# [EXERCISE GOAL]
Convert the material into a Markdown table with two columns, Row and Line: number each row in order and put one line of the material in each, leaving out blank lines.
start
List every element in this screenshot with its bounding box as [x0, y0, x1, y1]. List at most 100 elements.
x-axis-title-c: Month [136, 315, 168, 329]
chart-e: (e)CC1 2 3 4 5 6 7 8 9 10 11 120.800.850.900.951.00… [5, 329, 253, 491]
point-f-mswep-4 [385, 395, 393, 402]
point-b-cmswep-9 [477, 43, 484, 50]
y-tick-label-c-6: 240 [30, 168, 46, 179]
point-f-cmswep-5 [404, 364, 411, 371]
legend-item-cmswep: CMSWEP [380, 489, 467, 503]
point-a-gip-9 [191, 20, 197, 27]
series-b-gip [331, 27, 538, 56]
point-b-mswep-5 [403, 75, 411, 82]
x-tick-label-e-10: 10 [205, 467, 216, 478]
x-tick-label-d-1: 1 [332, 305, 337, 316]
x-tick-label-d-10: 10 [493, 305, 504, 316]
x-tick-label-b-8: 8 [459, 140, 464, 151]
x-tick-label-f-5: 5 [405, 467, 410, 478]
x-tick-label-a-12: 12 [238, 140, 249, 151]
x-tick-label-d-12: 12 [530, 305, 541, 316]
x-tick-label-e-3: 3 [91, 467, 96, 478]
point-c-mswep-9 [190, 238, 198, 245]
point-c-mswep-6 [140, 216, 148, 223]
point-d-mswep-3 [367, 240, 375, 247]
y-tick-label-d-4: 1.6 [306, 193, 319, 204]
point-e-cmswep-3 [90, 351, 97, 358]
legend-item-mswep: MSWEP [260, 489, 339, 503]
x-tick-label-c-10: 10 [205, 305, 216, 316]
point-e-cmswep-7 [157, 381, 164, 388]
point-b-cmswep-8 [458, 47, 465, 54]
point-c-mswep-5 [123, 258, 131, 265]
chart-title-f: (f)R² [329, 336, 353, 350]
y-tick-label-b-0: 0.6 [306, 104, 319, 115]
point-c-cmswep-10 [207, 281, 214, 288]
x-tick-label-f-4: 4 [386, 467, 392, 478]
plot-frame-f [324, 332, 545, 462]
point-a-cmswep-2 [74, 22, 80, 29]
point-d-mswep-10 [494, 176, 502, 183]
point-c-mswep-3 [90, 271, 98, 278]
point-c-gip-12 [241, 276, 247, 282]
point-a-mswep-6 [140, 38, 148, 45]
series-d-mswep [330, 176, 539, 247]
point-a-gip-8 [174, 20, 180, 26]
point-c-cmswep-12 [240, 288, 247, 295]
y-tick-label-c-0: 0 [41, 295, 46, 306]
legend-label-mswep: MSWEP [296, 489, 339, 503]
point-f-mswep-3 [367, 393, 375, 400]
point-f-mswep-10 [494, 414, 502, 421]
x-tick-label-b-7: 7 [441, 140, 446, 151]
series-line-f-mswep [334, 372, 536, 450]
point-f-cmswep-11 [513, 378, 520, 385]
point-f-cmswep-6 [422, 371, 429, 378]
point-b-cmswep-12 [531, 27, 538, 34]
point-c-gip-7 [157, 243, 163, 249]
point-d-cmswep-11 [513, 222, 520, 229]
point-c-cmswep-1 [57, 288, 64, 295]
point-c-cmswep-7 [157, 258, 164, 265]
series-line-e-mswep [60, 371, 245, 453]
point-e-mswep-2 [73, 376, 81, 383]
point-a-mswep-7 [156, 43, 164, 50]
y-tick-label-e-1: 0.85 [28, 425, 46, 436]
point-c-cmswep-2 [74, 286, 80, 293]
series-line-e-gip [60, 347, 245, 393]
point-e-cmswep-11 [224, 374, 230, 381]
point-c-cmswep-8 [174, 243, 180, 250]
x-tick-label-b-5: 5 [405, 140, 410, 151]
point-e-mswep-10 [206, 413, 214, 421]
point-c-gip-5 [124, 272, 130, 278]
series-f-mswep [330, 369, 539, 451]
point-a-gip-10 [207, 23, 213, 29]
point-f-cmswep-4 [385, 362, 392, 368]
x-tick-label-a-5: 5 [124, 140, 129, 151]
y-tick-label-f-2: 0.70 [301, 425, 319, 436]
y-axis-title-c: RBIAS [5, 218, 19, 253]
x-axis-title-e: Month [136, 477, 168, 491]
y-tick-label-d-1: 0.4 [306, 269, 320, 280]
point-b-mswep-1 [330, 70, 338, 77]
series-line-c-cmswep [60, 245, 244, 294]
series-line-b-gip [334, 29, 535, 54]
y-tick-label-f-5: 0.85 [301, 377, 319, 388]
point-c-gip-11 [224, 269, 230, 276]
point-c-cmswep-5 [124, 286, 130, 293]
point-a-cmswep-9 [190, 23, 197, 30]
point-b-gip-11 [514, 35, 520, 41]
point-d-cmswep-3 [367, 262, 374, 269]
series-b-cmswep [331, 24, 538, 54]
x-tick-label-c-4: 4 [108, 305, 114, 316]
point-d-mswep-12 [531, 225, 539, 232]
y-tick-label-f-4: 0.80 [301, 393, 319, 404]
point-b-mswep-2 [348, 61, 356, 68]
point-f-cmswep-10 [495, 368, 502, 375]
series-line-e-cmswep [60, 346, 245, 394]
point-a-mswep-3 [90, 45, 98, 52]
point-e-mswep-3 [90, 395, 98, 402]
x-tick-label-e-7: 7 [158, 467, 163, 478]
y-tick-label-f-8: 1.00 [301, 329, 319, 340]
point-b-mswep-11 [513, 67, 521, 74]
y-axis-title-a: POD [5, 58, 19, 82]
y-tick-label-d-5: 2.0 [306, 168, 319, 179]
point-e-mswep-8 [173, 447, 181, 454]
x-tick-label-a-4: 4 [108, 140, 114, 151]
end
# [THE REPLY]
| Row | Line |
|---|---|
| 1 | List every element in this screenshot with its bounding box as [x0, y0, x1, y1]. List at most 100 elements. |
| 2 | x-axis-title-c: Month [136, 315, 168, 329] |
| 3 | chart-e: (e)CC1 2 3 4 5 6 7 8 9 10 11 120.800.850.900.951.00… [5, 329, 253, 491] |
| 4 | point-f-mswep-4 [385, 395, 393, 402] |
| 5 | point-b-cmswep-9 [477, 43, 484, 50] |
| 6 | y-tick-label-c-6: 240 [30, 168, 46, 179] |
| 7 | point-f-cmswep-5 [404, 364, 411, 371] |
| 8 | legend-item-cmswep: CMSWEP [380, 489, 467, 503] |
| 9 | point-a-gip-9 [191, 20, 197, 27] |
| 10 | series-b-gip [331, 27, 538, 56] |
| 11 | point-b-mswep-5 [403, 75, 411, 82] |
| 12 | x-tick-label-e-10: 10 [205, 467, 216, 478] |
| 13 | x-tick-label-d-1: 1 [332, 305, 337, 316] |
| 14 | x-tick-label-d-10: 10 [493, 305, 504, 316] |
| 15 | x-tick-label-b-8: 8 [459, 140, 464, 151] |
| 16 | x-tick-label-f-5: 5 [405, 467, 410, 478] |
| 17 | x-tick-label-a-12: 12 [238, 140, 249, 151] |
| 18 | x-tick-label-d-12: 12 [530, 305, 541, 316] |
| 19 | x-tick-label-e-3: 3 [91, 467, 96, 478] |
| 20 | point-c-mswep-9 [190, 238, 198, 245] |
| 21 | point-c-mswep-6 [140, 216, 148, 223] |
| 22 | point-d-mswep-3 [367, 240, 375, 247] |
| 23 | y-tick-label-d-4: 1.6 [306, 193, 319, 204] |
| 24 | point-e-cmswep-3 [90, 351, 97, 358] |
| 25 | legend-item-mswep: MSWEP [260, 489, 339, 503] |
| 26 | x-tick-label-c-10: 10 [205, 305, 216, 316] |
| 27 | point-e-cmswep-7 [157, 381, 164, 388] |
| 28 | point-b-cmswep-8 [458, 47, 465, 54] |
| 29 | point-c-mswep-5 [123, 258, 131, 265] |
| 30 | chart-title-f: (f)R² [329, 336, 353, 350] |
| 31 | y-tick-label-b-0: 0.6 [306, 104, 319, 115] |
| 32 | point-c-cmswep-10 [207, 281, 214, 288] |
| 33 | x-tick-label-f-4: 4 [386, 467, 392, 478] |
| 34 | plot-frame-f [324, 332, 545, 462] |
| 35 | point-a-cmswep-2 [74, 22, 80, 29] |
| 36 | point-d-mswep-10 [494, 176, 502, 183] |
| 37 | point-c-mswep-3 [90, 271, 98, 278] |
| 38 | point-c-gip-12 [241, 276, 247, 282] |
| 39 | point-a-mswep-6 [140, 38, 148, 45] |
| 40 | series-d-mswep [330, 176, 539, 247] |
| 41 | point-a-gip-8 [174, 20, 180, 26] |
| 42 | point-c-cmswep-12 [240, 288, 247, 295] |
| 43 | y-tick-label-c-0: 0 [41, 295, 46, 306] |
| 44 | legend-label-mswep: MSWEP [296, 489, 339, 503] |
| 45 | point-f-mswep-3 [367, 393, 375, 400] |
| 46 | point-f-mswep-10 [494, 414, 502, 421] |
| 47 | x-tick-label-b-7: 7 [441, 140, 446, 151] |
| 48 | series-line-f-mswep [334, 372, 536, 450] |
| 49 | point-f-cmswep-11 [513, 378, 520, 385] |
| 50 | point-f-cmswep-6 [422, 371, 429, 378] |
| 51 | point-b-cmswep-12 [531, 27, 538, 34] |
| 52 | point-c-gip-7 [157, 243, 163, 249] |
| 53 | point-d-cmswep-11 [513, 222, 520, 229] |
| 54 | point-c-cmswep-1 [57, 288, 64, 295] |
| 55 | point-c-cmswep-7 [157, 258, 164, 265] |
| 56 | series-line-e-mswep [60, 371, 245, 453] |
| 57 | point-e-mswep-2 [73, 376, 81, 383] |
| 58 | point-a-mswep-7 [156, 43, 164, 50] |
| 59 | y-tick-label-e-1: 0.85 [28, 425, 46, 436] |
| 60 | point-c-cmswep-2 [74, 286, 80, 293] |
| 61 | series-line-e-gip [60, 347, 245, 393] |
| 62 | point-e-cmswep-11 [224, 374, 230, 381] |
| 63 | point-c-cmswep-8 [174, 243, 180, 250] |
| 64 | x-tick-label-b-5: 5 [405, 140, 410, 151] |
| 65 | point-e-mswep-10 [206, 413, 214, 421] |
| 66 | point-c-gip-5 [124, 272, 130, 278] |
| 67 | series-f-mswep [330, 369, 539, 451] |
| 68 | point-a-gip-10 [207, 23, 213, 29] |
| 69 | point-f-cmswep-4 [385, 362, 392, 368] |
| 70 | x-tick-label-a-5: 5 [124, 140, 129, 151] |
| 71 | y-tick-label-f-2: 0.70 [301, 425, 319, 436] |
| 72 | y-axis-title-c: RBIAS [5, 218, 19, 253] |
| 73 | x-axis-title-e: Month [136, 477, 168, 491] |
| 74 | y-tick-label-d-1: 0.4 [306, 269, 320, 280] |
| 75 | point-b-mswep-1 [330, 70, 338, 77] |
| 76 | series-line-c-cmswep [60, 245, 244, 294] |
| 77 | series-line-b-gip [334, 29, 535, 54] |
| 78 | y-tick-label-f-5: 0.85 [301, 377, 319, 388] |
| 79 | point-c-gip-11 [224, 269, 230, 276] |
| 80 | point-c-cmswep-5 [124, 286, 130, 293] |
| 81 | point-a-cmswep-9 [190, 23, 197, 30] |
| 82 | point-b-gip-11 [514, 35, 520, 41] |
| 83 | point-d-cmswep-3 [367, 262, 374, 269] |
| 84 | series-b-cmswep [331, 24, 538, 54] |
| 85 | x-tick-label-c-4: 4 [108, 305, 114, 316] |
| 86 | point-d-mswep-12 [531, 225, 539, 232] |
| 87 | y-tick-label-f-4: 0.80 [301, 393, 319, 404] |
| 88 | point-b-mswep-2 [348, 61, 356, 68] |
| 89 | point-f-cmswep-10 [495, 368, 502, 375] |
| 90 | series-line-e-cmswep [60, 346, 245, 394] |
| 91 | point-a-mswep-3 [90, 45, 98, 52] |
| 92 | point-e-mswep-3 [90, 395, 98, 402] |
| 93 | x-tick-label-e-7: 7 [158, 467, 163, 478] |
| 94 | y-tick-label-f-8: 1.00 [301, 329, 319, 340] |
| 95 | point-b-mswep-11 [513, 67, 521, 74] |
| 96 | y-axis-title-a: POD [5, 58, 19, 82] |
| 97 | y-tick-label-d-5: 2.0 [306, 168, 319, 179] |
| 98 | point-e-mswep-8 [173, 447, 181, 454] |
| 99 | x-tick-label-a-4: 4 [108, 140, 114, 151] |